━━ INFORMATION SUPPLIED

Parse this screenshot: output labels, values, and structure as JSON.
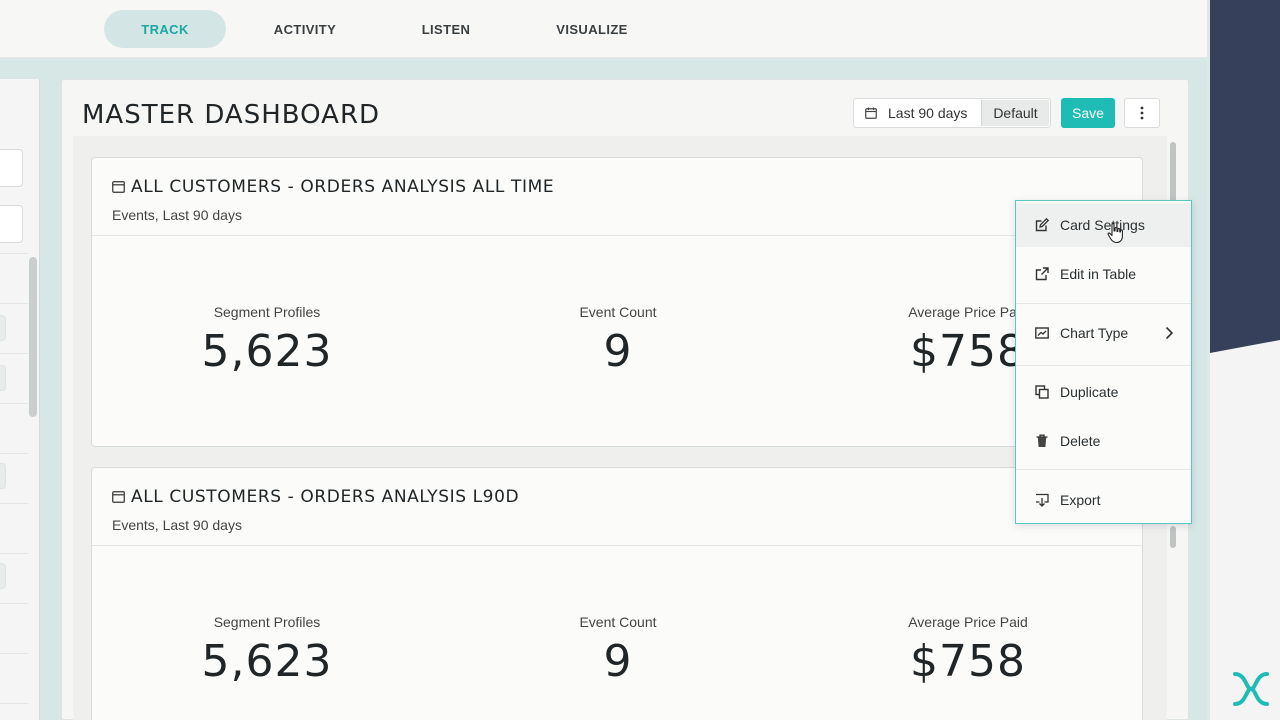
{
  "nav": {
    "tabs": [
      {
        "label": "TRACK",
        "active": true
      },
      {
        "label": "ACTIVITY",
        "active": false
      },
      {
        "label": "LISTEN",
        "active": false
      },
      {
        "label": "VISUALIZE",
        "active": false
      }
    ]
  },
  "dashboard": {
    "title": "MASTER DASHBOARD",
    "date_range": "Last 90 days",
    "default_label": "Default",
    "save_label": "Save",
    "more_icon": "kebab-icon"
  },
  "cards": [
    {
      "title": "ALL CUSTOMERS - ORDERS ANALYSIS ALL TIME",
      "subtitle": "Events, Last 90 days",
      "metrics": [
        {
          "label": "Segment Profiles",
          "value": "5,623"
        },
        {
          "label": "Event Count",
          "value": "9"
        },
        {
          "label": "Average Price Paid",
          "value": "$758"
        }
      ]
    },
    {
      "title": "ALL CUSTOMERS - ORDERS ANALYSIS L90D",
      "subtitle": "Events, Last 90 days",
      "metrics": [
        {
          "label": "Segment Profiles",
          "value": "5,623"
        },
        {
          "label": "Event Count",
          "value": "9"
        },
        {
          "label": "Average Price Paid",
          "value": "$758"
        }
      ]
    }
  ],
  "menu": {
    "items": [
      {
        "label": "Card Settings",
        "icon": "edit-icon"
      },
      {
        "label": "Edit in Table",
        "icon": "external-link-icon"
      },
      {
        "label": "Chart Type",
        "icon": "chart-icon"
      },
      {
        "label": "Duplicate",
        "icon": "copy-icon"
      },
      {
        "label": "Delete",
        "icon": "trash-icon"
      },
      {
        "label": "Export",
        "icon": "export-icon"
      }
    ]
  },
  "colors": {
    "accent": "#1fbcb5",
    "nav_active_bg": "#d3e6e5",
    "backdrop_dark": "#36405a"
  }
}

━━━━

THE PROBLEM => Images must not appear in the copy; reproduce everything else in the records verbatim.

SOLUTION TO THE EXERCISE =>
Parse this screenshot: output labels, values, and structure as JSON.
{
  "nav": {
    "tabs": [
      {
        "label": "TRACK",
        "active": true
      },
      {
        "label": "ACTIVITY",
        "active": false
      },
      {
        "label": "LISTEN",
        "active": false
      },
      {
        "label": "VISUALIZE",
        "active": false
      }
    ]
  },
  "dashboard": {
    "title": "MASTER DASHBOARD",
    "date_range": "Last 90 days",
    "default_label": "Default",
    "save_label": "Save",
    "more_icon": "kebab-icon"
  },
  "cards": [
    {
      "title": "ALL CUSTOMERS - ORDERS ANALYSIS ALL TIME",
      "subtitle": "Events, Last 90 days",
      "metrics": [
        {
          "label": "Segment Profiles",
          "value": "5,623"
        },
        {
          "label": "Event Count",
          "value": "9"
        },
        {
          "label": "Average Price Paid",
          "value": "$758"
        }
      ]
    },
    {
      "title": "ALL CUSTOMERS - ORDERS ANALYSIS L90D",
      "subtitle": "Events, Last 90 days",
      "metrics": [
        {
          "label": "Segment Profiles",
          "value": "5,623"
        },
        {
          "label": "Event Count",
          "value": "9"
        },
        {
          "label": "Average Price Paid",
          "value": "$758"
        }
      ]
    }
  ],
  "menu": {
    "items": [
      {
        "label": "Card Settings",
        "icon": "edit-icon"
      },
      {
        "label": "Edit in Table",
        "icon": "external-link-icon"
      },
      {
        "label": "Chart Type",
        "icon": "chart-icon"
      },
      {
        "label": "Duplicate",
        "icon": "copy-icon"
      },
      {
        "label": "Delete",
        "icon": "trash-icon"
      },
      {
        "label": "Export",
        "icon": "export-icon"
      }
    ]
  },
  "colors": {
    "accent": "#1fbcb5",
    "nav_active_bg": "#d3e6e5",
    "backdrop_dark": "#36405a"
  }
}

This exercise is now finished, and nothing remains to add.